Aim: Each entry below is to be transcribed exactly.

Records from a collection of figures
──────────────────────────────
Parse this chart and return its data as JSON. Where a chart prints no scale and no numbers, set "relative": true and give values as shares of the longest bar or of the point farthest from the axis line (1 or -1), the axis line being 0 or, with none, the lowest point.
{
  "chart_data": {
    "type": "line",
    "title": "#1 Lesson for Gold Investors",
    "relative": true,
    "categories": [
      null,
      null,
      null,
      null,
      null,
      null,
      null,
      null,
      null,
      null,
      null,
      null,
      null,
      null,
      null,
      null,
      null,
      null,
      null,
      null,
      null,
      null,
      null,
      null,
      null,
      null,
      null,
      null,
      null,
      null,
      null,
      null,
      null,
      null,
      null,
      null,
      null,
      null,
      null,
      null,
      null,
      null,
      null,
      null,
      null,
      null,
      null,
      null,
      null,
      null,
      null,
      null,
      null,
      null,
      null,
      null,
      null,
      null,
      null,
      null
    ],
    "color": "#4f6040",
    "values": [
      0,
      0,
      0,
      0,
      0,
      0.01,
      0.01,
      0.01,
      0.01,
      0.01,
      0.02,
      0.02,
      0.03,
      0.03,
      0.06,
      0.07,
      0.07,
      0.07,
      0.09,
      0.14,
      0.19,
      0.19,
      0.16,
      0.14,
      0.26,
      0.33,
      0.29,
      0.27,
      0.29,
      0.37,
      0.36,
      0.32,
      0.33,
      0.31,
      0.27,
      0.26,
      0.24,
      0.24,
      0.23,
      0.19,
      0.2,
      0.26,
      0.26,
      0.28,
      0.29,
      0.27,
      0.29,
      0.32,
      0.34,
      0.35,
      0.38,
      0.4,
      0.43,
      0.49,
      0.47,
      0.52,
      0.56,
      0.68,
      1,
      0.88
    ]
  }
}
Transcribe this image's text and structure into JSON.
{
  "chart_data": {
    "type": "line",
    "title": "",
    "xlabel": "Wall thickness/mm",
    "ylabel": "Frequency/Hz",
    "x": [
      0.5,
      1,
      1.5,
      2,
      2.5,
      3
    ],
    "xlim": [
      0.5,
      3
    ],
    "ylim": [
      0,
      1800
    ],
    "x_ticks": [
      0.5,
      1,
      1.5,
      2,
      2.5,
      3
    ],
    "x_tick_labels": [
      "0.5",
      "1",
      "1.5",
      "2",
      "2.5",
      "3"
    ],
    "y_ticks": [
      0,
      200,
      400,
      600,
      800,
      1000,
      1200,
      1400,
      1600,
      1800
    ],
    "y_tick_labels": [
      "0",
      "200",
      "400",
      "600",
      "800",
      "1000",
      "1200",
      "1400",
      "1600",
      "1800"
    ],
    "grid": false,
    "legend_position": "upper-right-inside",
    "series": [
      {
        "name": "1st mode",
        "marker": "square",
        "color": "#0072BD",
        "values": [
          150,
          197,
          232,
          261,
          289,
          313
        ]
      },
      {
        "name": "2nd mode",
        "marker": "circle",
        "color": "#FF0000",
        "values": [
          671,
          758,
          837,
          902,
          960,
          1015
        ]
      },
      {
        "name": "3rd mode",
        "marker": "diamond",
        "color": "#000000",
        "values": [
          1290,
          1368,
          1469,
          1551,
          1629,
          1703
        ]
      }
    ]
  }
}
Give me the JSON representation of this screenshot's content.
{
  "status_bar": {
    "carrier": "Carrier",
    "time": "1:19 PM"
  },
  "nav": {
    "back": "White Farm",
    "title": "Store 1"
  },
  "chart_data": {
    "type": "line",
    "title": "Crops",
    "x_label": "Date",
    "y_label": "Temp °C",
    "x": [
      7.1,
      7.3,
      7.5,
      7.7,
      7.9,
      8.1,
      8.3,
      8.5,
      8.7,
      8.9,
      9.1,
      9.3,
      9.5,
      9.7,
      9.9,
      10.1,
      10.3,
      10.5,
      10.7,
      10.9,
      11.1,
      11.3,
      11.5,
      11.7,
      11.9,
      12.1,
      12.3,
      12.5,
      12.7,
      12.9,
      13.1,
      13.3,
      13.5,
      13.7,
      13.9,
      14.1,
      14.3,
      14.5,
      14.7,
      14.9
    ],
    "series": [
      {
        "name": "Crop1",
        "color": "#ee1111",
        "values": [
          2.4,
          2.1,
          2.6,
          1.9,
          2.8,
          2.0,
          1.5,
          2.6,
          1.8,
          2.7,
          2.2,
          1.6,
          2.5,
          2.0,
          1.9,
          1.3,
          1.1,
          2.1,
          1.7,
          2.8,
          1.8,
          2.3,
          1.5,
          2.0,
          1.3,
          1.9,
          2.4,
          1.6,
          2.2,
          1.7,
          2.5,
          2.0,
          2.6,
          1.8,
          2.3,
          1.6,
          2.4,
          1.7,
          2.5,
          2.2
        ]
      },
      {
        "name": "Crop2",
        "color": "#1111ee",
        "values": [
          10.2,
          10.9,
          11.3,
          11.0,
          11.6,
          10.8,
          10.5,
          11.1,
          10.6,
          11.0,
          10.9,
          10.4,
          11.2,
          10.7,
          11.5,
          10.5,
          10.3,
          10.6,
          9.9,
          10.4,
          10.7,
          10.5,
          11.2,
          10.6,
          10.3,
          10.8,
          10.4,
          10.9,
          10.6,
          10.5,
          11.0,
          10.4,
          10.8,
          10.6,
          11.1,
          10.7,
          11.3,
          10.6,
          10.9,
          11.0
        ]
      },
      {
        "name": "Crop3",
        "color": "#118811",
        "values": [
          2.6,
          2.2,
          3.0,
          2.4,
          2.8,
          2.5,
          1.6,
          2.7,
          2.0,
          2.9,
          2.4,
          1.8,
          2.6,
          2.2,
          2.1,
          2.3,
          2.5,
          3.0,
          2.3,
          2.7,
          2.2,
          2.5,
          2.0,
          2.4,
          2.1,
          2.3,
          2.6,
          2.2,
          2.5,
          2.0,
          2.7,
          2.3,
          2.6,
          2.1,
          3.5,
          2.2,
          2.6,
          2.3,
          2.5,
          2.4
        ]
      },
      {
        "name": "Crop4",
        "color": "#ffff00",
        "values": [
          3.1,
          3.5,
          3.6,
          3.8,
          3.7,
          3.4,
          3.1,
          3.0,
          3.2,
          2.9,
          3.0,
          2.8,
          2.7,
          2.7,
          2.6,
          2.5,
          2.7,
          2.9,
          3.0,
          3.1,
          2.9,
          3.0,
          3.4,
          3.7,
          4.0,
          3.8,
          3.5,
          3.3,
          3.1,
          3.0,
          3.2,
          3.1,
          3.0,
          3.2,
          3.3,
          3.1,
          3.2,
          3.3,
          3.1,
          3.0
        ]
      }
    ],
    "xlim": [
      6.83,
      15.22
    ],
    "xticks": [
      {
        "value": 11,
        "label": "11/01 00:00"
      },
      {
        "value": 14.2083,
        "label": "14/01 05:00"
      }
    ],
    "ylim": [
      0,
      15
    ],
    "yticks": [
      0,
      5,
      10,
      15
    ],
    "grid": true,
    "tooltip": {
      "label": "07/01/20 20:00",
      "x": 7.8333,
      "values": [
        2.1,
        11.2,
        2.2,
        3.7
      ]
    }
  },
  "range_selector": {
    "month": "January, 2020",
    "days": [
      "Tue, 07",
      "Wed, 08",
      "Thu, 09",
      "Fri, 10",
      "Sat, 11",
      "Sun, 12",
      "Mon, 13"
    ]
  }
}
──────────────────────────────
Expected answer:
Parse this chart and return its data as JSON. Where a chart prints no scale and no numbers, set "relative": true and give values as shares of the longest bar or of the point farthest from the axis line (1 or -1), the axis line being 0 or, with none, the lowest point.
{
  "chart_data": {
    "type": "line",
    "title": "#1 Lesson for Gold Investors",
    "relative": true,
    "categories": [
      null,
      null,
      null,
      null,
      null,
      null,
      null,
      null,
      null,
      null,
      null,
      null,
      null,
      null,
      null,
      null,
      null,
      null,
      null,
      null,
      null,
      null,
      null,
      null,
      null,
      null,
      null,
      null,
      null,
      null,
      null,
      null,
      null,
      null,
      null,
      null,
      null,
      null,
      null,
      null,
      null,
      null,
      null,
      null,
      null,
      null,
      null,
      null,
      null,
      null,
      null,
      null,
      null,
      null,
      null,
      null,
      null,
      null,
      null,
      null
    ],
    "color": "#4f6040",
    "values": [
      0,
      0,
      0,
      0,
      0,
      0.01,
      0.01,
      0.01,
      0.01,
      0.01,
      0.02,
      0.02,
      0.03,
      0.03,
      0.06,
      0.07,
      0.07,
      0.07,
      0.09,
      0.14,
      0.19,
      0.19,
      0.16,
      0.14,
      0.26,
      0.33,
      0.29,
      0.27,
      0.29,
      0.37,
      0.36,
      0.32,
      0.33,
      0.31,
      0.27,
      0.26,
      0.24,
      0.24,
      0.23,
      0.19,
      0.2,
      0.26,
      0.26,
      0.28,
      0.29,
      0.27,
      0.29,
      0.32,
      0.34,
      0.35,
      0.38,
      0.4,
      0.43,
      0.49,
      0.47,
      0.52,
      0.56,
      0.68,
      1,
      0.88
    ]
  }
}
Transcribe this image's text and structure into JSON.
{
  "chart_data": {
    "type": "line",
    "title": "",
    "xlabel": "Wall thickness/mm",
    "ylabel": "Frequency/Hz",
    "x": [
      0.5,
      1,
      1.5,
      2,
      2.5,
      3
    ],
    "xlim": [
      0.5,
      3
    ],
    "ylim": [
      0,
      1800
    ],
    "x_ticks": [
      0.5,
      1,
      1.5,
      2,
      2.5,
      3
    ],
    "x_tick_labels": [
      "0.5",
      "1",
      "1.5",
      "2",
      "2.5",
      "3"
    ],
    "y_ticks": [
      0,
      200,
      400,
      600,
      800,
      1000,
      1200,
      1400,
      1600,
      1800
    ],
    "y_tick_labels": [
      "0",
      "200",
      "400",
      "600",
      "800",
      "1000",
      "1200",
      "1400",
      "1600",
      "1800"
    ],
    "grid": false,
    "legend_position": "upper-right-inside",
    "series": [
      {
        "name": "1st mode",
        "marker": "square",
        "color": "#0072BD",
        "values": [
          150,
          197,
          232,
          261,
          289,
          313
        ]
      },
      {
        "name": "2nd mode",
        "marker": "circle",
        "color": "#FF0000",
        "values": [
          671,
          758,
          837,
          902,
          960,
          1015
        ]
      },
      {
        "name": "3rd mode",
        "marker": "diamond",
        "color": "#000000",
        "values": [
          1290,
          1368,
          1469,
          1551,
          1629,
          1703
        ]
      }
    ]
  }
}
Give me the JSON representation of this screenshot's content.
{
  "status_bar": {
    "carrier": "Carrier",
    "time": "1:19 PM"
  },
  "nav": {
    "back": "White Farm",
    "title": "Store 1"
  },
  "chart_data": {
    "type": "line",
    "title": "Crops",
    "x_label": "Date",
    "y_label": "Temp °C",
    "x": [
      7.1,
      7.3,
      7.5,
      7.7,
      7.9,
      8.1,
      8.3,
      8.5,
      8.7,
      8.9,
      9.1,
      9.3,
      9.5,
      9.7,
      9.9,
      10.1,
      10.3,
      10.5,
      10.7,
      10.9,
      11.1,
      11.3,
      11.5,
      11.7,
      11.9,
      12.1,
      12.3,
      12.5,
      12.7,
      12.9,
      13.1,
      13.3,
      13.5,
      13.7,
      13.9,
      14.1,
      14.3,
      14.5,
      14.7,
      14.9
    ],
    "series": [
      {
        "name": "Crop1",
        "color": "#ee1111",
        "values": [
          2.4,
          2.1,
          2.6,
          1.9,
          2.8,
          2.0,
          1.5,
          2.6,
          1.8,
          2.7,
          2.2,
          1.6,
          2.5,
          2.0,
          1.9,
          1.3,
          1.1,
          2.1,
          1.7,
          2.8,
          1.8,
          2.3,
          1.5,
          2.0,
          1.3,
          1.9,
          2.4,
          1.6,
          2.2,
          1.7,
          2.5,
          2.0,
          2.6,
          1.8,
          2.3,
          1.6,
          2.4,
          1.7,
          2.5,
          2.2
        ]
      },
      {
        "name": "Crop2",
        "color": "#1111ee",
        "values": [
          10.2,
          10.9,
          11.3,
          11.0,
          11.6,
          10.8,
          10.5,
          11.1,
          10.6,
          11.0,
          10.9,
          10.4,
          11.2,
          10.7,
          11.5,
          10.5,
          10.3,
          10.6,
          9.9,
          10.4,
          10.7,
          10.5,
          11.2,
          10.6,
          10.3,
          10.8,
          10.4,
          10.9,
          10.6,
          10.5,
          11.0,
          10.4,
          10.8,
          10.6,
          11.1,
          10.7,
          11.3,
          10.6,
          10.9,
          11.0
        ]
      },
      {
        "name": "Crop3",
        "color": "#118811",
        "values": [
          2.6,
          2.2,
          3.0,
          2.4,
          2.8,
          2.5,
          1.6,
          2.7,
          2.0,
          2.9,
          2.4,
          1.8,
          2.6,
          2.2,
          2.1,
          2.3,
          2.5,
          3.0,
          2.3,
          2.7,
          2.2,
          2.5,
          2.0,
          2.4,
          2.1,
          2.3,
          2.6,
          2.2,
          2.5,
          2.0,
          2.7,
          2.3,
          2.6,
          2.1,
          3.5,
          2.2,
          2.6,
          2.3,
          2.5,
          2.4
        ]
      },
      {
        "name": "Crop4",
        "color": "#ffff00",
        "values": [
          3.1,
          3.5,
          3.6,
          3.8,
          3.7,
          3.4,
          3.1,
          3.0,
          3.2,
          2.9,
          3.0,
          2.8,
          2.7,
          2.7,
          2.6,
          2.5,
          2.7,
          2.9,
          3.0,
          3.1,
          2.9,
          3.0,
          3.4,
          3.7,
          4.0,
          3.8,
          3.5,
          3.3,
          3.1,
          3.0,
          3.2,
          3.1,
          3.0,
          3.2,
          3.3,
          3.1,
          3.2,
          3.3,
          3.1,
          3.0
        ]
      }
    ],
    "xlim": [
      6.83,
      15.22
    ],
    "xticks": [
      {
        "value": 11,
        "label": "11/01 00:00"
      },
      {
        "value": 14.2083,
        "label": "14/01 05:00"
      }
    ],
    "ylim": [
      0,
      15
    ],
    "yticks": [
      0,
      5,
      10,
      15
    ],
    "grid": true,
    "tooltip": {
      "label": "07/01/20 20:00",
      "x": 7.8333,
      "values": [
        2.1,
        11.2,
        2.2,
        3.7
      ]
    }
  },
  "range_selector": {
    "month": "January, 2020",
    "days": [
      "Tue, 07",
      "Wed, 08",
      "Thu, 09",
      "Fri, 10",
      "Sat, 11",
      "Sun, 12",
      "Mon, 13"
    ]
  }
}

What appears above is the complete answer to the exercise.